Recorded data

------

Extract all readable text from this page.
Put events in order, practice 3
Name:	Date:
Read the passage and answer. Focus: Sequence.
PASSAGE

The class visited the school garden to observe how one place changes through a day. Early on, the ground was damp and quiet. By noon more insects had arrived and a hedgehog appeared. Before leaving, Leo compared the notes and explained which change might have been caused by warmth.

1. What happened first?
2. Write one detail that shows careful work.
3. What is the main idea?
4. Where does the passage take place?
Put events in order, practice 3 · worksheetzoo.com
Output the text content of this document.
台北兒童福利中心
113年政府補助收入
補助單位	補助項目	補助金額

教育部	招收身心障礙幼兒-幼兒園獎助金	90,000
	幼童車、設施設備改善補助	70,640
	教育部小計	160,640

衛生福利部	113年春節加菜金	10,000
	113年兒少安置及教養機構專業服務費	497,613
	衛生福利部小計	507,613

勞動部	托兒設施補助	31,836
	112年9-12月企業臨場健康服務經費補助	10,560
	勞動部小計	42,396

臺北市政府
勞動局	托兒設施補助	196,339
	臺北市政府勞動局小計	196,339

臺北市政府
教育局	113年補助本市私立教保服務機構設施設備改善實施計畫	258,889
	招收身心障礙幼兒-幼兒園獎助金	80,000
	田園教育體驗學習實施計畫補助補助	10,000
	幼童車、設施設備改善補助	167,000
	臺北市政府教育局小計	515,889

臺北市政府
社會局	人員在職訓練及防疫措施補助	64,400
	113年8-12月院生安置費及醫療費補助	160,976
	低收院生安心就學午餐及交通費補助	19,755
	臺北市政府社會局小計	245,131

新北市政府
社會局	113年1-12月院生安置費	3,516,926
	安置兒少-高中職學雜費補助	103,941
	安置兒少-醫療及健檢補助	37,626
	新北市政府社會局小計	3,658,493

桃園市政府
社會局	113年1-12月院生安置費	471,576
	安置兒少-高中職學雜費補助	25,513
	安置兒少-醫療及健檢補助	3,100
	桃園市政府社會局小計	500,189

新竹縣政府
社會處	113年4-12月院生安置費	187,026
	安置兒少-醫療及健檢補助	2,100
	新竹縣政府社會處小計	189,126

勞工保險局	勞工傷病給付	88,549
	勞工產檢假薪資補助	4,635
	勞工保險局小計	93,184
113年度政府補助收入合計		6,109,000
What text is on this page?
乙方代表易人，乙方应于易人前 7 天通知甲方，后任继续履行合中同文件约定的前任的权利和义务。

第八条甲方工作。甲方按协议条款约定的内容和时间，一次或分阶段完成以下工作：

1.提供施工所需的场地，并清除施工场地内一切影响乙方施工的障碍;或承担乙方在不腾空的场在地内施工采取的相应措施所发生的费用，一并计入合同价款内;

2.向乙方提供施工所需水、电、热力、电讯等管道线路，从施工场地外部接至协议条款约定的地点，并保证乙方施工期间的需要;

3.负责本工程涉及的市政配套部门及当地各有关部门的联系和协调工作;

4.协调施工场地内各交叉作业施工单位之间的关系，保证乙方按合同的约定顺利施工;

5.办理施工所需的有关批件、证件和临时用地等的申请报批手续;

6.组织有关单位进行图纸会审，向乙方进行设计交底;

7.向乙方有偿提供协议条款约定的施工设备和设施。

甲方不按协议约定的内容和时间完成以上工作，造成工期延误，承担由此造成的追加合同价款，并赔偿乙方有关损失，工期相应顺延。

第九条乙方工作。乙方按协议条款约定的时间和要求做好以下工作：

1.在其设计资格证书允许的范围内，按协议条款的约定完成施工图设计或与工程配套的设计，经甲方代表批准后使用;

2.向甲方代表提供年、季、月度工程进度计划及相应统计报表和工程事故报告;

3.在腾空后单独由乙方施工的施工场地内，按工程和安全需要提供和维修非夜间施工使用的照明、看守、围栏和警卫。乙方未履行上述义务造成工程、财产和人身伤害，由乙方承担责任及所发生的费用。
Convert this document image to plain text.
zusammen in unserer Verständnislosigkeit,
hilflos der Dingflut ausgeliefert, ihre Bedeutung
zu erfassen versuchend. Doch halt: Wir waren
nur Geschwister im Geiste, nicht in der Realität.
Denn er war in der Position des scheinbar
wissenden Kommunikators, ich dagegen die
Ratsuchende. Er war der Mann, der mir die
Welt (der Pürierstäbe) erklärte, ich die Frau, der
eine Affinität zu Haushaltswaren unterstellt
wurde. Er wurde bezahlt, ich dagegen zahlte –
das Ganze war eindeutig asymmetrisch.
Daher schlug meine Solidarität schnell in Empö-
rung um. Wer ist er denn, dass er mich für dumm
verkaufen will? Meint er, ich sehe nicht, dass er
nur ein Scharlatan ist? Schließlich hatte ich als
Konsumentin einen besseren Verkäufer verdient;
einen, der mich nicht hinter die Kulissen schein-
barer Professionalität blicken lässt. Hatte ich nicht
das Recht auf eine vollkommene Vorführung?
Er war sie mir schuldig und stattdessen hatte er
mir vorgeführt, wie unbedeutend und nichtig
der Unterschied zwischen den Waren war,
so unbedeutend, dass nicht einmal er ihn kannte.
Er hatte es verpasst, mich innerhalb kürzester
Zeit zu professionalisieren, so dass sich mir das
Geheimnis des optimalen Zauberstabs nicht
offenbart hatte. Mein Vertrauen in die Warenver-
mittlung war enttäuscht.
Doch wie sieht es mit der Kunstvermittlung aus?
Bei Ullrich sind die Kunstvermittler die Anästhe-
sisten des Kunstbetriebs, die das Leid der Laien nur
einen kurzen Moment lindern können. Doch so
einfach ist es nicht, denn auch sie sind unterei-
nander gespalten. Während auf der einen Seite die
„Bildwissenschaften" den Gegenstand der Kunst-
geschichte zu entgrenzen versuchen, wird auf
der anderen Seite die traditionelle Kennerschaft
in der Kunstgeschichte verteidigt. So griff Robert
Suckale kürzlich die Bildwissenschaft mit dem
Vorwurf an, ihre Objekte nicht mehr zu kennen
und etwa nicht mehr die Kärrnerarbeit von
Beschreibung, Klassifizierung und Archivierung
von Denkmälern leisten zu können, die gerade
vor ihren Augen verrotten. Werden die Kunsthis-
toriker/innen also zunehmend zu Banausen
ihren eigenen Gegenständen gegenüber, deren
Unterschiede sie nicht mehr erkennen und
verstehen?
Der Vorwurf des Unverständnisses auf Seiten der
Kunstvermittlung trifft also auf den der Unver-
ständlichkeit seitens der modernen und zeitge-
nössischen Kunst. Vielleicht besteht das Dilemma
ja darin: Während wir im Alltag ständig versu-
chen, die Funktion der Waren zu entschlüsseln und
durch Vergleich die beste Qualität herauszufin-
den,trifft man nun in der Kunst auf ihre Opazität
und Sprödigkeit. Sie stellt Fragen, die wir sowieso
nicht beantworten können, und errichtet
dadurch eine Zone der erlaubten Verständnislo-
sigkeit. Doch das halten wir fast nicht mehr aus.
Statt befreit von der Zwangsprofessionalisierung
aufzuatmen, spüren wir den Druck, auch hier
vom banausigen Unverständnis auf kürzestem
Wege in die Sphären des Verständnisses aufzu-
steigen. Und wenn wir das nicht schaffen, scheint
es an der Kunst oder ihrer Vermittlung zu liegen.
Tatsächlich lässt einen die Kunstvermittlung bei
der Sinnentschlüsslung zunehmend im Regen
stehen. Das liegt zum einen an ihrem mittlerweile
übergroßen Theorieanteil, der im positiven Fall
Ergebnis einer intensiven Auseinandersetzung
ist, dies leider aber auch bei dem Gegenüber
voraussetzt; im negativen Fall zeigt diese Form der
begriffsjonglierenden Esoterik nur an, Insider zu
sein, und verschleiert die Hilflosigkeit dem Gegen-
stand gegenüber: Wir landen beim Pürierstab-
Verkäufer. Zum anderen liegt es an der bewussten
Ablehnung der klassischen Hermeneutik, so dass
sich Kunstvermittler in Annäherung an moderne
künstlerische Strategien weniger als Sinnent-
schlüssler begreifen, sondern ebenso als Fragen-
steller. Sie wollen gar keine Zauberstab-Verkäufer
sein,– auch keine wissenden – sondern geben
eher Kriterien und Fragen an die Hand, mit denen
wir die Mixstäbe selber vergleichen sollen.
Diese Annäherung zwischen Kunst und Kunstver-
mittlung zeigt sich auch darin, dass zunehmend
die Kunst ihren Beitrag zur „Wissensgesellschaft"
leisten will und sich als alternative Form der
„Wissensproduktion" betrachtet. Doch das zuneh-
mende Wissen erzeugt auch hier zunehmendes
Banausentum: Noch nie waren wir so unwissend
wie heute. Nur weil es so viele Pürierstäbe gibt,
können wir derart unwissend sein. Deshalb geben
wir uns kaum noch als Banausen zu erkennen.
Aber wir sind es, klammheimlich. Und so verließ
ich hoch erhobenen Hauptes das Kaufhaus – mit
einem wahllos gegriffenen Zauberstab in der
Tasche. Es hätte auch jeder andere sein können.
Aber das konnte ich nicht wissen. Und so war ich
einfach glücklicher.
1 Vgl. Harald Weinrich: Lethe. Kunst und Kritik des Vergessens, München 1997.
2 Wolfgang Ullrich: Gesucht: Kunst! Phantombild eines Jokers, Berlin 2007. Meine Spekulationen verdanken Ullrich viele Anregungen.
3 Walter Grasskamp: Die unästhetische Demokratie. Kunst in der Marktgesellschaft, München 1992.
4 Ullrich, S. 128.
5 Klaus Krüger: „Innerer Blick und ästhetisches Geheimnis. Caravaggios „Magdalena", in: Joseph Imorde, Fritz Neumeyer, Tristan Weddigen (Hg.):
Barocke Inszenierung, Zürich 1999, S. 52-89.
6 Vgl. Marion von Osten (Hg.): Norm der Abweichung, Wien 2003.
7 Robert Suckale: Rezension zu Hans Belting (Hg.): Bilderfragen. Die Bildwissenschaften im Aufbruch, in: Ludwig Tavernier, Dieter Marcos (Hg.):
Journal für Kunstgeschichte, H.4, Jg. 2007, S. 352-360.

------

-- Stated task --
What is the number of lines in the data that hold the string "leisten"? Answer with the number only.

-- Solved problem --
2